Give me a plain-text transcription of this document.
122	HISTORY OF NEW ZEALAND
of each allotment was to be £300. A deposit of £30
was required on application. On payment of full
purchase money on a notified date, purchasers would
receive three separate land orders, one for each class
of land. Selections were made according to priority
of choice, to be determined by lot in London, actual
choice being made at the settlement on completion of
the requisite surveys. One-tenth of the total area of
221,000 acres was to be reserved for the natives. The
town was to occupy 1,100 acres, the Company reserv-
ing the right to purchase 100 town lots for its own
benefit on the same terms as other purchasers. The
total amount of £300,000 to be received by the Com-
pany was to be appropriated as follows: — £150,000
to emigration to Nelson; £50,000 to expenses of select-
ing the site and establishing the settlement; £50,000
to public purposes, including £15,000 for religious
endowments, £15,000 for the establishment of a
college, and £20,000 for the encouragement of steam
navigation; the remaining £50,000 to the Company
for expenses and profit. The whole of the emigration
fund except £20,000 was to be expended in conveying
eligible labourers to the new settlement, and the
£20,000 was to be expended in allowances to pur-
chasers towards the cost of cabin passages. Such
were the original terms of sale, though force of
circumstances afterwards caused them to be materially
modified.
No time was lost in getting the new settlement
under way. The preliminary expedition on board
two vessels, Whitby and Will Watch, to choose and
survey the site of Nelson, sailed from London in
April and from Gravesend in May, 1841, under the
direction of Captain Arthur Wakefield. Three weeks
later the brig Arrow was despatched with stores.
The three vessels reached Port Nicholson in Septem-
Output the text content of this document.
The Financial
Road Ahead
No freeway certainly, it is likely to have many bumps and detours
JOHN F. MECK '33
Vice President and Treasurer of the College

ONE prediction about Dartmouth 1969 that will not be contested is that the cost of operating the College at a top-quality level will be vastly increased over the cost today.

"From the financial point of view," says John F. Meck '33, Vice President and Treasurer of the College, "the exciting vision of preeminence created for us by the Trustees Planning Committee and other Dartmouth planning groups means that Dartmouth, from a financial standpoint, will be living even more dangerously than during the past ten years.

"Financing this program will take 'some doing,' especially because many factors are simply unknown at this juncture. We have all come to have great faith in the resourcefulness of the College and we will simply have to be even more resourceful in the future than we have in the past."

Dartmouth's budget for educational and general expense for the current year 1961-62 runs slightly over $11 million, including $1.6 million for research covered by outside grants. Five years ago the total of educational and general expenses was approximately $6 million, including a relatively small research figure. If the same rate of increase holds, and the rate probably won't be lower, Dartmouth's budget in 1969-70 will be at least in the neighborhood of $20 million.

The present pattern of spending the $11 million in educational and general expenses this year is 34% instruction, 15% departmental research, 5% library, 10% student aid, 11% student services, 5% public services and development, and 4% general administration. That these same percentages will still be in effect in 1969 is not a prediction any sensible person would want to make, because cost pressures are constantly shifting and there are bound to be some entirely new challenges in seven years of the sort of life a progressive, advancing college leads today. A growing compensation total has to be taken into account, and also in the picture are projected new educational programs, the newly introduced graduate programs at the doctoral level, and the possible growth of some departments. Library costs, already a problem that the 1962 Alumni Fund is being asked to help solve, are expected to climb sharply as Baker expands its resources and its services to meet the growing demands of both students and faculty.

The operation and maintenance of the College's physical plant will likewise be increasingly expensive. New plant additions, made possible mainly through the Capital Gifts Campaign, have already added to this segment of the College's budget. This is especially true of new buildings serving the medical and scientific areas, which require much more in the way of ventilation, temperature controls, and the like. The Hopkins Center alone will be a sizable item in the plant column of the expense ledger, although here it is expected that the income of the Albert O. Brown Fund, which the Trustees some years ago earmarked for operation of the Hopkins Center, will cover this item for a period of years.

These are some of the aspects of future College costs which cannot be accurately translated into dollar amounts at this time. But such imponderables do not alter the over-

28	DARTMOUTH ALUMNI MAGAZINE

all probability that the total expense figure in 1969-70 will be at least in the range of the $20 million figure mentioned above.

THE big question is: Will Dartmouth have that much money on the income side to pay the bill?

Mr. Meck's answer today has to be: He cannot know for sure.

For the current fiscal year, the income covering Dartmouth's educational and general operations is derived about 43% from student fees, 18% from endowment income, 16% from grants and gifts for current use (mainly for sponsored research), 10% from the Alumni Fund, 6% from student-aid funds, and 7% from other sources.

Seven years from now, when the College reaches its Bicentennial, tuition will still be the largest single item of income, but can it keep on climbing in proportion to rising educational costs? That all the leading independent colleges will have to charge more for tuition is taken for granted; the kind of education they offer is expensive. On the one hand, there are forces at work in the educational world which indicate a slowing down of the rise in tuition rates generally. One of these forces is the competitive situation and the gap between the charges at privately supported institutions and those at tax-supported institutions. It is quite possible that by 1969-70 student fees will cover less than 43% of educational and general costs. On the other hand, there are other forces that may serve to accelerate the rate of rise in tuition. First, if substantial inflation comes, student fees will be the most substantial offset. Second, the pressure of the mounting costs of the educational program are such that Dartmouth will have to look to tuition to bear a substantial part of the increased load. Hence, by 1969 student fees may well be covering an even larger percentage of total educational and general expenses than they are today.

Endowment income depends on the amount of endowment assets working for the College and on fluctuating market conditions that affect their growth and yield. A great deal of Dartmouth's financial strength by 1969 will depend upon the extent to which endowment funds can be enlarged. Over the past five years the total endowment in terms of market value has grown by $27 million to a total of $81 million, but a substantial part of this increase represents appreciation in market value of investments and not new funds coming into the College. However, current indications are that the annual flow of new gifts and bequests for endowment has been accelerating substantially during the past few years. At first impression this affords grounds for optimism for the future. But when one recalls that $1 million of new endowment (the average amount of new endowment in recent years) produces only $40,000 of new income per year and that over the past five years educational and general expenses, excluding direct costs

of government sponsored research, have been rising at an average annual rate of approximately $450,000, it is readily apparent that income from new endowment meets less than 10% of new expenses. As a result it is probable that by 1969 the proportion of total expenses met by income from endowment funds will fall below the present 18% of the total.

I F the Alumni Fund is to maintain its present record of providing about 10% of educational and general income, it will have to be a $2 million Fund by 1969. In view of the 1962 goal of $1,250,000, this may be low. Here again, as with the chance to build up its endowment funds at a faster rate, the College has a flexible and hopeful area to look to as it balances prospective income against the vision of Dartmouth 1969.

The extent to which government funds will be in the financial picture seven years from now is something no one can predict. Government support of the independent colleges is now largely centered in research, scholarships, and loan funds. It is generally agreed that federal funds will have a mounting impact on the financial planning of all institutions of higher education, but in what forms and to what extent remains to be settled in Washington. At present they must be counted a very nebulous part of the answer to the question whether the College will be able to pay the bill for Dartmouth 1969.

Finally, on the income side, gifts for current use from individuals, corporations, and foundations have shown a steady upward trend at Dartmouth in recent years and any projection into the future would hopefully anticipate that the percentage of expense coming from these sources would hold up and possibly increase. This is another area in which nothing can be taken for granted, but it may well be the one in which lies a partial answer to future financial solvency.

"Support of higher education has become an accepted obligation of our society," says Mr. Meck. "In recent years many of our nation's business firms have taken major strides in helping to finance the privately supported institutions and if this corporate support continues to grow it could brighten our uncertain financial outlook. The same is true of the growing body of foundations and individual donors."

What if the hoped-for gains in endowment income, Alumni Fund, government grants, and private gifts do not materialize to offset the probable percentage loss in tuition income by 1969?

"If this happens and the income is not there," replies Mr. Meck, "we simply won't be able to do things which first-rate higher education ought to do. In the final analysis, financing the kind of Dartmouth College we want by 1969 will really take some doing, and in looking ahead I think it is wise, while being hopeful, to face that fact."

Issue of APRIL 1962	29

• • •

• _Task instructions_
Write out the material from the first line to the last, exactly.

• _Task solution_
Give me a plain-text transcription of this document.
122	HISTORY OF NEW ZEALAND
of each allotment was to be £300. A deposit of £30
was required on application. On payment of full
purchase money on a notified date, purchasers would
receive three separate land orders, one for each class
of land. Selections were made according to priority
of choice, to be determined by lot in London, actual
choice being made at the settlement on completion of
the requisite surveys. One-tenth of the total area of
221,000 acres was to be reserved for the natives. The
town was to occupy 1,100 acres, the Company reserv-
ing the right to purchase 100 town lots for its own
benefit on the same terms as other purchasers. The
total amount of £300,000 to be received by the Com-
pany was to be appropriated as follows: — £150,000
to emigration to Nelson; £50,000 to expenses of select-
ing the site and establishing the settlement; £50,000
to public purposes, including £15,000 for religious
endowments, £15,000 for the establishment of a
college, and £20,000 for the encouragement of steam
navigation; the remaining £50,000 to the Company
for expenses and profit. The whole of the emigration
fund except £20,000 was to be expended in conveying
eligible labourers to the new settlement, and the
£20,000 was to be expended in allowances to pur-
chasers towards the cost of cabin passages. Such
were the original terms of sale, though force of
circumstances afterwards caused them to be materially
modified.
No time was lost in getting the new settlement
under way. The preliminary expedition on board
two vessels, Whitby and Will Watch, to choose and
survey the site of Nelson, sailed from London in
April and from Gravesend in May, 1841, under the
direction of Captain Arthur Wakefield. Three weeks
later the brig Arrow was despatched with stores.
The three vessels reached Port Nicholson in Septem-
Output the text content of this document.
The Financial
Road Ahead
No freeway certainly, it is likely to have many bumps and detours
JOHN F. MECK '33
Vice President and Treasurer of the College

ONE prediction about Dartmouth 1969 that will not be contested is that the cost of operating the College at a top-quality level will be vastly increased over the cost today.

"From the financial point of view," says John F. Meck '33, Vice President and Treasurer of the College, "the exciting vision of preeminence created for us by the Trustees Planning Committee and other Dartmouth planning groups means that Dartmouth, from a financial standpoint, will be living even more dangerously than during the past ten years.

"Financing this program will take 'some doing,' especially because many factors are simply unknown at this juncture. We have all come to have great faith in the resourcefulness of the College and we will simply have to be even more resourceful in the future than we have in the past."

Dartmouth's budget for educational and general expense for the current year 1961-62 runs slightly over $11 million, including $1.6 million for research covered by outside grants. Five years ago the total of educational and general expenses was approximately $6 million, including a relatively small research figure. If the same rate of increase holds, and the rate probably won't be lower, Dartmouth's budget in 1969-70 will be at least in the neighborhood of $20 million.

The present pattern of spending the $11 million in educational and general expenses this year is 34% instruction, 15% departmental research, 5% library, 10% student aid, 11% student services, 5% public services and development, and 4% general administration. That these same percentages will still be in effect in 1969 is not a prediction any sensible person would want to make, because cost pressures are constantly shifting and there are bound to be some entirely new challenges in seven years of the sort of life a progressive, advancing college leads today. A growing compensation total has to be taken into account, and also in the picture are projected new educational programs, the newly introduced graduate programs at the doctoral level, and the possible growth of some departments. Library costs, already a problem that the 1962 Alumni Fund is being asked to help solve, are expected to climb sharply as Baker expands its resources and its services to meet the growing demands of both students and faculty.

The operation and maintenance of the College's physical plant will likewise be increasingly expensive. New plant additions, made possible mainly through the Capital Gifts Campaign, have already added to this segment of the College's budget. This is especially true of new buildings serving the medical and scientific areas, which require much more in the way of ventilation, temperature controls, and the like. The Hopkins Center alone will be a sizable item in the plant column of the expense ledger, although here it is expected that the income of the Albert O. Brown Fund, which the Trustees some years ago earmarked for operation of the Hopkins Center, will cover this item for a period of years.

These are some of the aspects of future College costs which cannot be accurately translated into dollar amounts at this time. But such imponderables do not alter the over-

28	DARTMOUTH ALUMNI MAGAZINE

all probability that the total expense figure in 1969-70 will be at least in the range of the $20 million figure mentioned above.

THE big question is: Will Dartmouth have that much money on the income side to pay the bill?

Mr. Meck's answer today has to be: He cannot know for sure.

For the current fiscal year, the income covering Dartmouth's educational and general operations is derived about 43% from student fees, 18% from endowment income, 16% from grants and gifts for current use (mainly for sponsored research), 10% from the Alumni Fund, 6% from student-aid funds, and 7% from other sources.

Seven years from now, when the College reaches its Bicentennial, tuition will still be the largest single item of income, but can it keep on climbing in proportion to rising educational costs? That all the leading independent colleges will have to charge more for tuition is taken for granted; the kind of education they offer is expensive. On the one hand, there are forces at work in the educational world which indicate a slowing down of the rise in tuition rates generally. One of these forces is the competitive situation and the gap between the charges at privately supported institutions and those at tax-supported institutions. It is quite possible that by 1969-70 student fees will cover less than 43% of educational and general costs. On the other hand, there are other forces that may serve to accelerate the rate of rise in tuition. First, if substantial inflation comes, student fees will be the most substantial offset. Second, the pressure of the mounting costs of the educational program are such that Dartmouth will have to look to tuition to bear a substantial part of the increased load. Hence, by 1969 student fees may well be covering an even larger percentage of total educational and general expenses than they are today.

Endowment income depends on the amount of endowment assets working for the College and on fluctuating market conditions that affect their growth and yield. A great deal of Dartmouth's financial strength by 1969 will depend upon the extent to which endowment funds can be enlarged. Over the past five years the total endowment in terms of market value has grown by $27 million to a total of $81 million, but a substantial part of this increase represents appreciation in market value of investments and not new funds coming into the College. However, current indications are that the annual flow of new gifts and bequests for endowment has been accelerating substantially during the past few years. At first impression this affords grounds for optimism for the future. But when one recalls that $1 million of new endowment (the average amount of new endowment in recent years) produces only $40,000 of new income per year and that over the past five years educational and general expenses, excluding direct costs

of government sponsored research, have been rising at an average annual rate of approximately $450,000, it is readily apparent that income from new endowment meets less than 10% of new expenses. As a result it is probable that by 1969 the proportion of total expenses met by income from endowment funds will fall below the present 18% of the total.

I F the Alumni Fund is to maintain its present record of providing about 10% of educational and general income, it will have to be a $2 million Fund by 1969. In view of the 1962 goal of $1,250,000, this may be low. Here again, as with the chance to build up its endowment funds at a faster rate, the College has a flexible and hopeful area to look to as it balances prospective income against the vision of Dartmouth 1969.

The extent to which government funds will be in the financial picture seven years from now is something no one can predict. Government support of the independent colleges is now largely centered in research, scholarships, and loan funds. It is generally agreed that federal funds will have a mounting impact on the financial planning of all institutions of higher education, but in what forms and to what extent remains to be settled in Washington. At present they must be counted a very nebulous part of the answer to the question whether the College will be able to pay the bill for Dartmouth 1969.

Finally, on the income side, gifts for current use from individuals, corporations, and foundations have shown a steady upward trend at Dartmouth in recent years and any projection into the future would hopefully anticipate that the percentage of expense coming from these sources would hold up and possibly increase. This is another area in which nothing can be taken for granted, but it may well be the one in which lies a partial answer to future financial solvency.

"Support of higher education has become an accepted obligation of our society," says Mr. Meck. "In recent years many of our nation's business firms have taken major strides in helping to finance the privately supported institutions and if this corporate support continues to grow it could brighten our uncertain financial outlook. The same is true of the growing body of foundations and individual donors."

What if the hoped-for gains in endowment income, Alumni Fund, government grants, and private gifts do not materialize to offset the probable percentage loss in tuition income by 1969?

"If this happens and the income is not there," replies Mr. Meck, "we simply won't be able to do things which first-rate higher education ought to do. In the final analysis, financing the kind of Dartmouth College we want by 1969 will really take some doing, and in looking ahead I think it is wise, while being hopeful, to face that fact."

Issue of APRIL 1962	29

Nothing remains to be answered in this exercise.